> Directions
Print each of the entries exactly, leaving nothing out.

━━━

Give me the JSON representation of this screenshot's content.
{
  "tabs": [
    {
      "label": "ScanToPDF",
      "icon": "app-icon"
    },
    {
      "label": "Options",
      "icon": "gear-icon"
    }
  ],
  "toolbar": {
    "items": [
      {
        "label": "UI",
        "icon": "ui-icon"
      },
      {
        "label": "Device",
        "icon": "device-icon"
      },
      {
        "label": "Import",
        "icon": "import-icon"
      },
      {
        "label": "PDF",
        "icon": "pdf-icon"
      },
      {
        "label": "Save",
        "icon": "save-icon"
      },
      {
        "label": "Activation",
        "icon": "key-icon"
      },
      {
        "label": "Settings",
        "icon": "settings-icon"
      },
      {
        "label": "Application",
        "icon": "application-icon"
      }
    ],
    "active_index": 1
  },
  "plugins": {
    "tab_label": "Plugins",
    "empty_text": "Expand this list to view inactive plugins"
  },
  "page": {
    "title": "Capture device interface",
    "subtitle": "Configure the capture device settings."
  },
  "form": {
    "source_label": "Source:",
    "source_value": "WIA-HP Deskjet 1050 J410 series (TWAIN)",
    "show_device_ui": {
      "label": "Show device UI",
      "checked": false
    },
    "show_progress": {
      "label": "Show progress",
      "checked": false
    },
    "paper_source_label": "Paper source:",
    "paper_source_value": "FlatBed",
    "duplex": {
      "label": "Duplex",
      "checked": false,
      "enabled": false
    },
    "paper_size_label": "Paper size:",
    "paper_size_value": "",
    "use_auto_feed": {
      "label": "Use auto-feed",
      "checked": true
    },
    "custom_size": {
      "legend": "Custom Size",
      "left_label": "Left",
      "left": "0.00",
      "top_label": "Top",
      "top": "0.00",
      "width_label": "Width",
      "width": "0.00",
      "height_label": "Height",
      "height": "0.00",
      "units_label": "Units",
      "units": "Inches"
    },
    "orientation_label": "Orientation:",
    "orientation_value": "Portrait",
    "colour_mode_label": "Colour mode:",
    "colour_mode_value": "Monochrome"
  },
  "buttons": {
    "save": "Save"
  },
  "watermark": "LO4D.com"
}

━━━

> Response to this exercise
Give me the JSON representation of this screenshot's content.
{
  "tabs": [
    {
      "label": "ScanToPDF",
      "icon": "app-icon"
    },
    {
      "label": "Options",
      "icon": "gear-icon"
    }
  ],
  "toolbar": {
    "items": [
      {
        "label": "UI",
        "icon": "ui-icon"
      },
      {
        "label": "Device",
        "icon": "device-icon"
      },
      {
        "label": "Import",
        "icon": "import-icon"
      },
      {
        "label": "PDF",
        "icon": "pdf-icon"
      },
      {
        "label": "Save",
        "icon": "save-icon"
      },
      {
        "label": "Activation",
        "icon": "key-icon"
      },
      {
        "label": "Settings",
        "icon": "settings-icon"
      },
      {
        "label": "Application",
        "icon": "application-icon"
      }
    ],
    "active_index": 1
  },
  "plugins": {
    "tab_label": "Plugins",
    "empty_text": "Expand this list to view inactive plugins"
  },
  "page": {
    "title": "Capture device interface",
    "subtitle": "Configure the capture device settings."
  },
  "form": {
    "source_label": "Source:",
    "source_value": "WIA-HP Deskjet 1050 J410 series (TWAIN)",
    "show_device_ui": {
      "label": "Show device UI",
      "checked": false
    },
    "show_progress": {
      "label": "Show progress",
      "checked": false
    },
    "paper_source_label": "Paper source:",
    "paper_source_value": "FlatBed",
    "duplex": {
      "label": "Duplex",
      "checked": false,
      "enabled": false
    },
    "paper_size_label": "Paper size:",
    "paper_size_value": "",
    "use_auto_feed": {
      "label": "Use auto-feed",
      "checked": true
    },
    "custom_size": {
      "legend": "Custom Size",
      "left_label": "Left",
      "left": "0.00",
      "top_label": "Top",
      "top": "0.00",
      "width_label": "Width",
      "width": "0.00",
      "height_label": "Height",
      "height": "0.00",
      "units_label": "Units",
      "units": "Inches"
    },
    "orientation_label": "Orientation:",
    "orientation_value": "Portrait",
    "colour_mode_label": "Colour mode:",
    "colour_mode_value": "Monochrome"
  },
  "buttons": {
    "save": "Save"
  },
  "watermark": "LO4D.com"
}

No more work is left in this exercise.